---------- GIVEN ENTRIES
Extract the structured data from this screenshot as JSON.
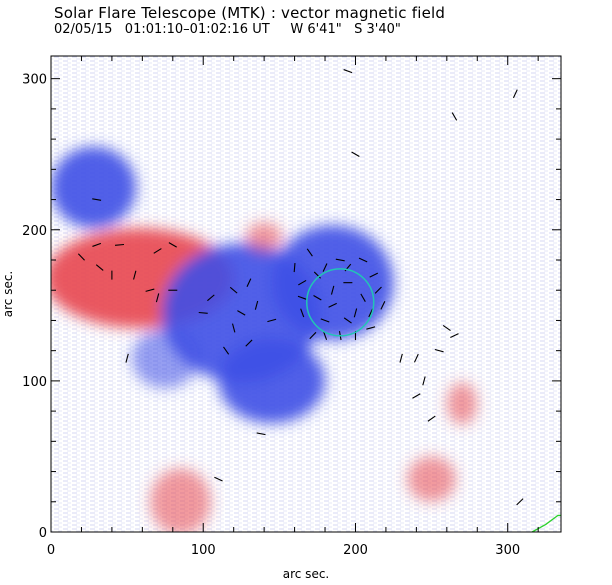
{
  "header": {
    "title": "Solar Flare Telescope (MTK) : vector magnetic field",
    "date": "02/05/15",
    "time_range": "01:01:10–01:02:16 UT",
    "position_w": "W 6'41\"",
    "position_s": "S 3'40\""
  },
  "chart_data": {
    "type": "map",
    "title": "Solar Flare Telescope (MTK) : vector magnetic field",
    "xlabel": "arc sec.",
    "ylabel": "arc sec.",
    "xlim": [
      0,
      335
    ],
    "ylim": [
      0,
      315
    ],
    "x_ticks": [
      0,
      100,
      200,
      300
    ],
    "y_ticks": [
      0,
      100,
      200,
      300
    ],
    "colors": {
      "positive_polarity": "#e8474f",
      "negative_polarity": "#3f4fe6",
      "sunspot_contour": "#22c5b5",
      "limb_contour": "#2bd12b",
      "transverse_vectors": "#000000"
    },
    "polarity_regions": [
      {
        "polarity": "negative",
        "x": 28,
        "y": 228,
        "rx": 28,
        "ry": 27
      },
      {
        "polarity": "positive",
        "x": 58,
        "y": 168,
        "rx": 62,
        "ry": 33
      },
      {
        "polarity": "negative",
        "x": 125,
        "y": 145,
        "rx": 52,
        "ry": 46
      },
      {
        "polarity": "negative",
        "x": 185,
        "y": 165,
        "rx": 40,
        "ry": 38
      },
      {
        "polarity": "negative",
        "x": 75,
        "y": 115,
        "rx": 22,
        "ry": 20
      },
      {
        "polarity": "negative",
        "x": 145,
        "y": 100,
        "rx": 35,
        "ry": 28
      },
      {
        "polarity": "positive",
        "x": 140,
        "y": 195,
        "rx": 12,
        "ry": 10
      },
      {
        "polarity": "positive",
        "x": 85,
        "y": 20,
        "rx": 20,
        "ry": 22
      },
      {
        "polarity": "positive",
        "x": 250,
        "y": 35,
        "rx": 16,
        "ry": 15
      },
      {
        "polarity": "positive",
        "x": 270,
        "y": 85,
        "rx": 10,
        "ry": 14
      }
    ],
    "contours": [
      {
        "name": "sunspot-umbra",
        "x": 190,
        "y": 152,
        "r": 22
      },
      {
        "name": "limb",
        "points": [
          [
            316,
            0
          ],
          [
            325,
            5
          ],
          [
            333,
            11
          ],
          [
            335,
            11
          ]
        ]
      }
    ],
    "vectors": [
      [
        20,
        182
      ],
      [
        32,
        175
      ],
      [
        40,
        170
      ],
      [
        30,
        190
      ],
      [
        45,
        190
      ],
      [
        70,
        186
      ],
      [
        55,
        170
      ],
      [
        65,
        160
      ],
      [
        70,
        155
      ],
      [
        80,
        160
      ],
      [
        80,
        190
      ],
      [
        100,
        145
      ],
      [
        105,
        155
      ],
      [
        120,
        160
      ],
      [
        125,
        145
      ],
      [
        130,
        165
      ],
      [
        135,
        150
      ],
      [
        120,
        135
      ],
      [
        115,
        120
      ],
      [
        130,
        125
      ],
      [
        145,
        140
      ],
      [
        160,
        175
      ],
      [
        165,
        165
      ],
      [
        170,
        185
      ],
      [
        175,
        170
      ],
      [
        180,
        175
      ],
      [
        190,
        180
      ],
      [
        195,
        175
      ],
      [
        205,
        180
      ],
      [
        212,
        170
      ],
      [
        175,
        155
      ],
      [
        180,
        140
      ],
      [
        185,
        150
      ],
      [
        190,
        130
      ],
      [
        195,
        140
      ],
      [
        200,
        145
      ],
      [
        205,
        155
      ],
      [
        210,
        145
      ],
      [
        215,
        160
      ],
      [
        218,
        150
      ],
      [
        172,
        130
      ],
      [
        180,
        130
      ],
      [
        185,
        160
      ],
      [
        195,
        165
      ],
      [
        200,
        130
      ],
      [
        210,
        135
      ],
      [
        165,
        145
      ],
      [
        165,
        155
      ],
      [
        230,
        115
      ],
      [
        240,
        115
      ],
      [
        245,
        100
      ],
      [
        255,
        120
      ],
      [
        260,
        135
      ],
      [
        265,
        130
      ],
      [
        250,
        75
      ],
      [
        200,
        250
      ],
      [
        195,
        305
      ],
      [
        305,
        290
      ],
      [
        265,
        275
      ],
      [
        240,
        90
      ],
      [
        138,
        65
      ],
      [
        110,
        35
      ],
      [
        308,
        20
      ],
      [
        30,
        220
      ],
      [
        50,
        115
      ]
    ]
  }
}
--------------------
---------- GIVEN ENTRIES
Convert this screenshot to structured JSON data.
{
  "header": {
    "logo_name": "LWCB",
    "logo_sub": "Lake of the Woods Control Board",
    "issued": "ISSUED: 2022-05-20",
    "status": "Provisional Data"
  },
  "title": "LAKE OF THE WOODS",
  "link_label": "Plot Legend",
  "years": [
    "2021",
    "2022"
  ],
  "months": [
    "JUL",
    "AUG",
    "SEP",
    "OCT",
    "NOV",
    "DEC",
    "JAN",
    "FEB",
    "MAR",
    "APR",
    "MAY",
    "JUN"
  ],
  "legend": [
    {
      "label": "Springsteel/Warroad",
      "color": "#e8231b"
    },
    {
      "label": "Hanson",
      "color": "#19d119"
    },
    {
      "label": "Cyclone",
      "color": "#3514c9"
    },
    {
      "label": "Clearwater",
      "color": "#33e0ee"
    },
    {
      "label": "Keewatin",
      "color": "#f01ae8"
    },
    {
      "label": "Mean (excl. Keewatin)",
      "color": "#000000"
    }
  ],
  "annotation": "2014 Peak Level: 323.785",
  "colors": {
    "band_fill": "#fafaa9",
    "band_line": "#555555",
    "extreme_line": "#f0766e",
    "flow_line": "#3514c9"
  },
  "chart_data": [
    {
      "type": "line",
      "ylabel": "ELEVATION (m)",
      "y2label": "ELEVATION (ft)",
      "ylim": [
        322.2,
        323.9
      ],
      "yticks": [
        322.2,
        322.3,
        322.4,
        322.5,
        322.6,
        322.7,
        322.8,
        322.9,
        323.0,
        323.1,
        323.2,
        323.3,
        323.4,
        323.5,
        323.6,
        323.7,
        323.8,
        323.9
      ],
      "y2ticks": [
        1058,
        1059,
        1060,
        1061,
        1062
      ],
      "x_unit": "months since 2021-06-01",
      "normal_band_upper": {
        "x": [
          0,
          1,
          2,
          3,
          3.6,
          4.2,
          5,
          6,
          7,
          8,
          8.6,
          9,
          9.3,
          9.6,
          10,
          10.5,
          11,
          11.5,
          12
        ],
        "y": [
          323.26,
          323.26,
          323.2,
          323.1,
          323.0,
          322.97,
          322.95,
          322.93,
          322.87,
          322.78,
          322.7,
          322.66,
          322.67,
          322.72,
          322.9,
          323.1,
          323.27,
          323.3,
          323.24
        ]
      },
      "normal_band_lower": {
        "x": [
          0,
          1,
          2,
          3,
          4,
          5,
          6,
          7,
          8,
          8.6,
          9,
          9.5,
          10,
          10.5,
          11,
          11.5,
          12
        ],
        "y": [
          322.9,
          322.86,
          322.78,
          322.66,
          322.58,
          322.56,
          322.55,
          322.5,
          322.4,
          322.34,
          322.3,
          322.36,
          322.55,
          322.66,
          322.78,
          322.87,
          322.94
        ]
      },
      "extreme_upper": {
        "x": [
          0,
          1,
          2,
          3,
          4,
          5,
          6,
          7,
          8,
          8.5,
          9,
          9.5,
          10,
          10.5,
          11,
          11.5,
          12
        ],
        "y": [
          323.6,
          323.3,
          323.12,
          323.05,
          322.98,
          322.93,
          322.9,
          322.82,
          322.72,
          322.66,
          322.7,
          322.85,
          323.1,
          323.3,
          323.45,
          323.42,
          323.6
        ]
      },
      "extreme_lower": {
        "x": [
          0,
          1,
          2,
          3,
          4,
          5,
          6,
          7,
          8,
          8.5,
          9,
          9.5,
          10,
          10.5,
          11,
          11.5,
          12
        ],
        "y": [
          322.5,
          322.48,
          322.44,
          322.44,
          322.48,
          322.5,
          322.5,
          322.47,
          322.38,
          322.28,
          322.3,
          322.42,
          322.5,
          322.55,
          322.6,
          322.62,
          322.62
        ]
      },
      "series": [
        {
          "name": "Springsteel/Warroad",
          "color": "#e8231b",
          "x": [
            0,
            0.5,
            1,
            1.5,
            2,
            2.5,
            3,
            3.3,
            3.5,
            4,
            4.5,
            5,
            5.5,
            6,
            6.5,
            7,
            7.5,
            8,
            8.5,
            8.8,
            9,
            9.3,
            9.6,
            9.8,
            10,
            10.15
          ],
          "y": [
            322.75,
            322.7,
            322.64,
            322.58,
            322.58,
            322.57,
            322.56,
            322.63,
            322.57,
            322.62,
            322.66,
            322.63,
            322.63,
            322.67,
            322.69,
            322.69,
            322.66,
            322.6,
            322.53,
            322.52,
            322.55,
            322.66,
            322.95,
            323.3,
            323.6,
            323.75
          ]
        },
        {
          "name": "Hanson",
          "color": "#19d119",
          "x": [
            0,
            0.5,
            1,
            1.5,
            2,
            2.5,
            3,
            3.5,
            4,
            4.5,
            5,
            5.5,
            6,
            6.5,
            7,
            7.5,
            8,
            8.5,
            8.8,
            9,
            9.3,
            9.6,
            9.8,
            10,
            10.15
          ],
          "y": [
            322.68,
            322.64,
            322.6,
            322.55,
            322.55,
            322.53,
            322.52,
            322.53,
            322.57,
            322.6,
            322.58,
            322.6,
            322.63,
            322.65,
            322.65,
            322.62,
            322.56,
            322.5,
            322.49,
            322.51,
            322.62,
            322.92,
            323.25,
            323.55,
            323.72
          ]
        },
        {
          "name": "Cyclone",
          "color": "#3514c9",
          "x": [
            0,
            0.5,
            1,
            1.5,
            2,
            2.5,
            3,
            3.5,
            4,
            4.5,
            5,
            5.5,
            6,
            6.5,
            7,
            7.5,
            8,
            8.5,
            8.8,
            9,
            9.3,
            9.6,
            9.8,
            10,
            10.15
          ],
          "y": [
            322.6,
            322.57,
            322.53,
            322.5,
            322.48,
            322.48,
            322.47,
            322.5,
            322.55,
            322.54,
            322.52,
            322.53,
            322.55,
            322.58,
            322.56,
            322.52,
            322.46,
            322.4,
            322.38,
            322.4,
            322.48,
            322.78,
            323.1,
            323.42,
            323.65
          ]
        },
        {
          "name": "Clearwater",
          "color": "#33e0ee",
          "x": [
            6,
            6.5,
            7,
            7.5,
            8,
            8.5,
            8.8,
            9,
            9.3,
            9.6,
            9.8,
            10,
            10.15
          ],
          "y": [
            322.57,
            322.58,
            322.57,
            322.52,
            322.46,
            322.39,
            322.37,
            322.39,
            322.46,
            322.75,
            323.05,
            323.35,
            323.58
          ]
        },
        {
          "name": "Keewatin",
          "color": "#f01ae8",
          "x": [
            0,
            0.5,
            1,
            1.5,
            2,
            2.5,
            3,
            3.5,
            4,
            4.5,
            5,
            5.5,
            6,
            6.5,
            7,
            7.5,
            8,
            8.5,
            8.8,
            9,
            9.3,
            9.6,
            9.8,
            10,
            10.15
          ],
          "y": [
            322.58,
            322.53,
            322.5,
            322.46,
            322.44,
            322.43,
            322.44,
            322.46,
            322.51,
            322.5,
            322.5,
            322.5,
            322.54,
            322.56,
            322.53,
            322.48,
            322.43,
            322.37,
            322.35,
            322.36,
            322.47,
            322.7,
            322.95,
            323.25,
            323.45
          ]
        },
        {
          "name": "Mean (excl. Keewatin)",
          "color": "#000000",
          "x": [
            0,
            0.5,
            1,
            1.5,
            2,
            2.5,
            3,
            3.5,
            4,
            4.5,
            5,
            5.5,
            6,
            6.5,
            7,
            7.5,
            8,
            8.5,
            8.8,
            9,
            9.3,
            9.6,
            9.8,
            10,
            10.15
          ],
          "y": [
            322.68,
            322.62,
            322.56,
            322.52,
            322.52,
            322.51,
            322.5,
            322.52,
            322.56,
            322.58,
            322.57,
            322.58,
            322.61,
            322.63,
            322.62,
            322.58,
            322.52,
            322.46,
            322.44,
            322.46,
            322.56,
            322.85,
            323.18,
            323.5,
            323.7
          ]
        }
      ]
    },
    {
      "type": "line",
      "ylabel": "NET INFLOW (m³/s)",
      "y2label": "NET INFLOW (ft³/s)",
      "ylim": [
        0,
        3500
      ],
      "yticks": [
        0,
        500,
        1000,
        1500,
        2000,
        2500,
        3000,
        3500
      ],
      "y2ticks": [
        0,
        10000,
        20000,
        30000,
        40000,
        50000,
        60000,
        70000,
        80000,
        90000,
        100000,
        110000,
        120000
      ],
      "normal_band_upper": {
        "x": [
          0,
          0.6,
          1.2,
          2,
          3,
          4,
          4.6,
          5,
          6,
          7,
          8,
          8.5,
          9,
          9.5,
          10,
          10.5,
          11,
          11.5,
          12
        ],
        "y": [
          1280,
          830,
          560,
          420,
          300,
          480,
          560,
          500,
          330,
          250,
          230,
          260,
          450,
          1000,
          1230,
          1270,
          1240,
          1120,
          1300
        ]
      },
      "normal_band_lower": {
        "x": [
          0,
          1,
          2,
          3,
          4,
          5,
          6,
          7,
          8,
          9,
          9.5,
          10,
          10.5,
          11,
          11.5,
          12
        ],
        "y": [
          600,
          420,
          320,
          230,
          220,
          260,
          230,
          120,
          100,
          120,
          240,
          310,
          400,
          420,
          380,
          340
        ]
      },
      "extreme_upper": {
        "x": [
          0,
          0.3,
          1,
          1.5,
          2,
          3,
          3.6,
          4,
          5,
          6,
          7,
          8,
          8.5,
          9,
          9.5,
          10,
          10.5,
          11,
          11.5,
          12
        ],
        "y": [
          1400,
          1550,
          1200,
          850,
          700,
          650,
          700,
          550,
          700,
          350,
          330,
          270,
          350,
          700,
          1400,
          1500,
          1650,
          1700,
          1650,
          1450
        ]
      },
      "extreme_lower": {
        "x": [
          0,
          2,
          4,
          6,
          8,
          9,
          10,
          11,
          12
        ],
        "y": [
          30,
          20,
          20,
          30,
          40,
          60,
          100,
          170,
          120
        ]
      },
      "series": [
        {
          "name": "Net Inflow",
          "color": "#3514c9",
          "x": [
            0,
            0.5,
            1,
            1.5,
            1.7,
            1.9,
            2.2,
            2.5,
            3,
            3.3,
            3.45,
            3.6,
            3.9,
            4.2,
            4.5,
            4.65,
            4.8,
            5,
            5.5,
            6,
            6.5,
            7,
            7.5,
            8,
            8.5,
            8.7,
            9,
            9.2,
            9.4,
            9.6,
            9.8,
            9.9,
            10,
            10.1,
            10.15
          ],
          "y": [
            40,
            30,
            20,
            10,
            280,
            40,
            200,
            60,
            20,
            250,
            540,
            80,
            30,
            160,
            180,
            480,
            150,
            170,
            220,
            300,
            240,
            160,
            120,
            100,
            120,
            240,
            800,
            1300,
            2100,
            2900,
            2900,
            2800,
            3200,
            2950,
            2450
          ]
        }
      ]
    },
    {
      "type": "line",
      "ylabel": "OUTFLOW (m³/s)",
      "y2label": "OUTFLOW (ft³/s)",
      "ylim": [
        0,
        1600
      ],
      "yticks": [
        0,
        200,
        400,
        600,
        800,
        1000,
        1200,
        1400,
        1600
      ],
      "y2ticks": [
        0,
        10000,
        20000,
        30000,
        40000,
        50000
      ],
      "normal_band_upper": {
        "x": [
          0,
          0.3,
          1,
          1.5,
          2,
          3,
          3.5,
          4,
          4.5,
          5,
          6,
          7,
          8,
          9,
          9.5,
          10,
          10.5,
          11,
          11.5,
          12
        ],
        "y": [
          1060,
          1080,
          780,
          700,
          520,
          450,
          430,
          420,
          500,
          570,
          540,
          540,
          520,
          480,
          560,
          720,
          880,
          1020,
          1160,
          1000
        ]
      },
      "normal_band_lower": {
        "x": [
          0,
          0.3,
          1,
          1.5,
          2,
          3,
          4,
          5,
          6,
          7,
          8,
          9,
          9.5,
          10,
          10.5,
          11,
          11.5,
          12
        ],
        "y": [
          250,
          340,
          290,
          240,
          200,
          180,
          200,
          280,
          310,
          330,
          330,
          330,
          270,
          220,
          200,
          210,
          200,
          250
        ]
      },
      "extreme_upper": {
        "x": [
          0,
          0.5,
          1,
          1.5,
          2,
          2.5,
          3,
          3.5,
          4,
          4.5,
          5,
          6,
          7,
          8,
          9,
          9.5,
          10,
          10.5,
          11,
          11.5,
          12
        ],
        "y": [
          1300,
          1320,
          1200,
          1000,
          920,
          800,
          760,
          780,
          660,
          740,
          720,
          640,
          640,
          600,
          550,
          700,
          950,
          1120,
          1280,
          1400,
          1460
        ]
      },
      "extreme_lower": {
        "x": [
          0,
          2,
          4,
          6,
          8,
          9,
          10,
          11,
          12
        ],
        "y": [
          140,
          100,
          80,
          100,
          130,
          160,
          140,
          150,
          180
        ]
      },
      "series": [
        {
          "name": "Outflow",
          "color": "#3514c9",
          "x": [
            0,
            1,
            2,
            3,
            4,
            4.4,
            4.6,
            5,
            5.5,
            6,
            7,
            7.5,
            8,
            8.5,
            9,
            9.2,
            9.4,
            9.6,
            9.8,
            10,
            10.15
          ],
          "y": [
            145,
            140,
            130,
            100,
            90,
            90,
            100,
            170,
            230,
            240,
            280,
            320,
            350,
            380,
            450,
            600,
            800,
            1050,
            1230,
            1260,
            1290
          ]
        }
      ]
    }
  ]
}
--------------------
** WHAT IS NEEDED **
Say how many lines of the data include the word "structured". Respond with the number alone.

** WRITTEN ANSWER **
2